[Visual layout material]
━━━━━━━━━━
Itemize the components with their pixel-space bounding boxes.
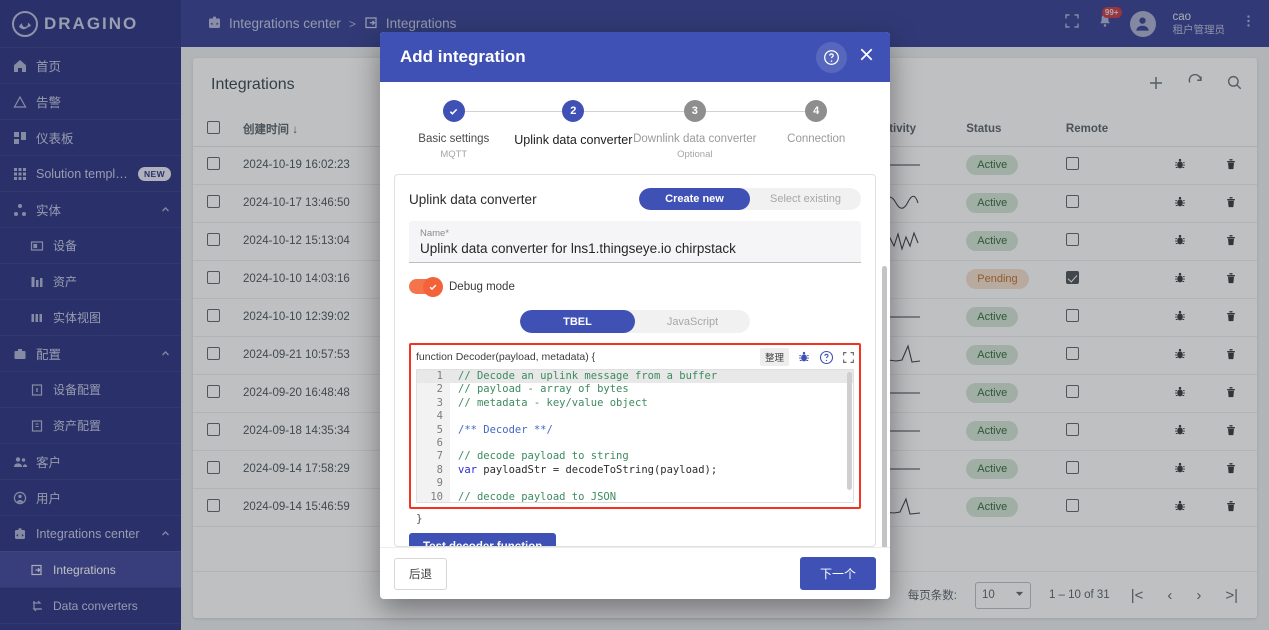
add-integration-dialog: Add integration Basic settings MQTT 2 Up… [380,32,890,599]
step-label: Uplink data converter [514,133,633,147]
code-scrollbar[interactable] [847,372,852,490]
code-line-number: 3 [417,396,450,411]
create-new-button[interactable]: Create new [639,188,750,210]
function-signature: function Decoder(payload, metadata) { [416,351,596,363]
closing-brace: } [416,512,423,525]
converter-mode-toggle: Create new Select existing [639,188,861,210]
code-line: 1// Decode an uplink message from a buff… [417,370,853,384]
code-editor[interactable]: 1// Decode an uplink message from a buff… [416,369,854,503]
code-line: 7 // decode payload to string [417,450,853,464]
step-label: Connection [787,133,846,145]
language-toggle: TBEL JavaScript [520,310,750,333]
code-line: 9 [417,477,853,491]
dialog-body: Uplink data converter Create new Select … [380,160,890,547]
code-line-text: // payload - array of bytes [458,383,629,396]
panel-title: Uplink data converter [409,191,537,207]
javascript-tab[interactable]: JavaScript [635,310,750,333]
name-label: Name* [420,228,450,239]
code-line-number: 2 [417,383,450,397]
step-basic-settings[interactable]: Basic settings MQTT [394,100,574,160]
code-line: 10 // decode payload to JSON [417,490,853,503]
step-indicator [442,100,465,122]
code-line: 2 // payload - array of bytes [417,383,853,397]
uplink-converter-panel: Uplink data converter Create new Select … [394,174,876,547]
wizard-stepper: Basic settings MQTT 2 Uplink data conver… [380,82,890,160]
step-uplink-data-converter[interactable]: 2 Uplink data converter [514,100,693,160]
next-button[interactable]: 下一个 [799,557,876,590]
help-icon[interactable] [816,41,847,73]
back-button[interactable]: 后退 [394,557,447,590]
step-indicator: 4 [805,100,828,122]
name-input[interactable]: Uplink data converter for lns1.thingseye… [420,241,850,256]
step-sublabel: MQTT [440,149,468,160]
step-indicator: 3 [683,100,706,122]
close-icon[interactable] [857,45,876,69]
step-sublabel: Optional [677,149,713,160]
code-line: 3 // metadata - key/value object [417,396,853,411]
help-circle-icon[interactable] [819,350,834,365]
tidy-button[interactable]: 整理 [759,348,789,366]
step-label: Basic settings [418,133,490,145]
dialog-footer: 后退 下一个 [380,547,890,599]
editor-tool-buttons: 整理 [759,348,855,366]
dialog-header: Add integration [380,32,890,82]
code-line-number: 6 [417,436,450,451]
dialog-header-actions [816,41,876,73]
select-existing-button[interactable]: Select existing [750,188,861,210]
code-line: 6 [417,436,853,451]
step-indicator: 2 [562,100,585,122]
code-line-number: 4 [417,410,450,424]
step-label: Downlink data converter [633,133,757,145]
code-line-text: /** Decoder **/ [458,423,553,436]
code-line: 4 [417,410,853,424]
code-line: 5 /** Decoder **/ [417,423,853,437]
debug-mode-label: Debug mode [449,280,515,293]
code-line-text: // Decode an uplink message from a buffe… [450,370,853,384]
panel-header: Uplink data converter Create new Select … [409,188,861,210]
code-line-number: 5 [417,423,450,437]
test-decoder-function-button[interactable]: Test decoder function [409,533,557,546]
converter-name-field[interactable]: Name* Uplink data converter for lns1.thi… [409,221,861,263]
code-line-text: // metadata - key/value object [458,396,648,409]
code-line-text: // decode payload to string [458,450,629,463]
debug-bug-icon[interactable] [797,350,811,364]
toggle-knob [423,276,443,297]
tbel-tab[interactable]: TBEL [520,310,635,333]
code-line: 8 var payloadStr = decodeToString(payload… [417,463,853,478]
code-line-number: 7 [417,450,450,464]
fullscreen-icon[interactable] [842,351,855,364]
code-line-text: var payloadStr = decodeToString(payload)… [458,463,718,476]
debug-mode-toggle[interactable] [409,276,443,297]
code-line-number: 10 [417,490,450,502]
debug-mode-row[interactable]: Debug mode [409,276,861,297]
dialog-scrollbar[interactable] [882,266,887,547]
step-connection[interactable]: 4 Connection [756,100,876,160]
code-line-number: 9 [417,477,450,491]
code-line-number: 8 [417,463,450,478]
code-line-text: // decode payload to JSON [458,490,617,503]
code-line-number: 1 [417,370,450,384]
editor-toolbar: function Decoder(payload, metadata) { 整理 [411,345,859,369]
code-editor-highlighted-region: function Decoder(payload, metadata) { 整理… [409,343,861,509]
step-downlink-data-converter[interactable]: 3 Downlink data converter Optional [633,100,819,160]
dialog-title: Add integration [400,47,526,66]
━━━━━━━━━━
◆ Requirements
Reproduce every line of the material above without changing anything, and leave out the pictures.

◆ Final answer
Itemize the components with their pixel-space bounding boxes.
add-integration-dialog: Add integration Basic settings MQTT 2 Up… [380,32,890,599]
step-label: Uplink data converter [514,133,633,147]
code-scrollbar[interactable] [847,372,852,490]
code-line-number: 3 [417,396,450,411]
create-new-button[interactable]: Create new [639,188,750,210]
function-signature: function Decoder(payload, metadata) { [416,351,596,363]
closing-brace: } [416,512,423,525]
converter-mode-toggle: Create new Select existing [639,188,861,210]
code-line: 1// Decode an uplink message from a buff… [417,370,853,384]
code-editor[interactable]: 1// Decode an uplink message from a buff… [416,369,854,503]
code-line: 7 // decode payload to string [417,450,853,464]
step-label: Connection [787,133,846,145]
language-toggle: TBEL JavaScript [520,310,750,333]
code-line: 9 [417,477,853,491]
dialog-body: Uplink data converter Create new Select … [380,160,890,547]
code-line-text: // payload - array of bytes [458,383,629,396]
panel-title: Uplink data converter [409,191,537,207]
javascript-tab[interactable]: JavaScript [635,310,750,333]
name-label: Name* [420,228,450,239]
code-line-number: 2 [417,383,450,397]
step-basic-settings[interactable]: Basic settings MQTT [394,100,574,160]
code-line: 10 // decode payload to JSON [417,490,853,503]
step-indicator [442,100,465,122]
code-line: 2 // payload - array of bytes [417,383,853,397]
uplink-converter-panel: Uplink data converter Create new Select … [394,174,876,547]
wizard-stepper: Basic settings MQTT 2 Uplink data conver… [380,82,890,160]
step-uplink-data-converter[interactable]: 2 Uplink data converter [514,100,693,160]
next-button[interactable]: 下一个 [799,557,876,590]
help-icon[interactable] [816,41,847,73]
back-button[interactable]: 后退 [394,557,447,590]
step-indicator: 4 [805,100,828,122]
name-input[interactable]: Uplink data converter for lns1.thingseye… [420,241,850,256]
step-sublabel: MQTT [440,149,468,160]
step-indicator: 3 [683,100,706,122]
close-icon[interactable] [857,45,876,69]
step-sublabel: Optional [677,149,713,160]
code-line: 3 // metadata - key/value object [417,396,853,411]
help-circle-icon[interactable] [819,350,834,365]
tidy-button[interactable]: 整理 [759,348,789,366]
step-label: Basic settings [418,133,490,145]
dialog-footer: 后退 下一个 [380,547,890,599]
editor-tool-buttons: 整理 [759,348,855,366]
dialog-header: Add integration [380,32,890,82]
code-line-number: 6 [417,436,450,451]
dialog-header-actions [816,41,876,73]
select-existing-button[interactable]: Select existing [750,188,861,210]
code-line: 6 [417,436,853,451]
step-indicator: 2 [562,100,585,122]
code-line-number: 4 [417,410,450,424]
step-label: Downlink data converter [633,133,757,145]
code-line-text: /** Decoder **/ [458,423,553,436]
code-line: 4 [417,410,853,424]
code-line: 5 /** Decoder **/ [417,423,853,437]
debug-mode-label: Debug mode [449,280,515,293]
code-line-text: // Decode an uplink message from a buffe… [450,370,853,384]
panel-header: Uplink data converter Create new Select … [409,188,861,210]
code-line-number: 5 [417,423,450,437]
test-decoder-function-button[interactable]: Test decoder function [409,533,557,546]
converter-name-field[interactable]: Name* Uplink data converter for lns1.thi… [409,221,861,263]
code-line-text: // metadata - key/value object [458,396,648,409]
code-line-text: // decode payload to string [458,450,629,463]
debug-bug-icon[interactable] [797,350,811,364]
toggle-knob [423,276,443,297]
tbel-tab[interactable]: TBEL [520,310,635,333]
code-line: 8 var payloadStr = decodeToString(payload… [417,463,853,478]
code-line-number: 7 [417,450,450,464]
fullscreen-icon[interactable] [842,351,855,364]
code-line-text: var payloadStr = decodeToString(payload)… [458,463,718,476]
debug-mode-toggle[interactable] [409,276,443,297]
code-line-number: 10 [417,490,450,502]
debug-mode-row[interactable]: Debug mode [409,276,861,297]
dialog-scrollbar[interactable] [882,266,887,547]
step-connection[interactable]: 4 Connection [756,100,876,160]
code-line-number: 9 [417,477,450,491]
code-line-number: 8 [417,463,450,478]
code-line-text: // decode payload to JSON [458,490,617,503]
code-line-number: 1 [417,370,450,384]
editor-toolbar: function Decoder(payload, metadata) { 整理 [411,345,859,369]
code-editor-highlighted-region: function Decoder(payload, metadata) { 整理… [409,343,861,509]
step-downlink-data-converter[interactable]: 3 Downlink data converter Optional [633,100,819,160]
dialog-title: Add integration [400,47,526,66]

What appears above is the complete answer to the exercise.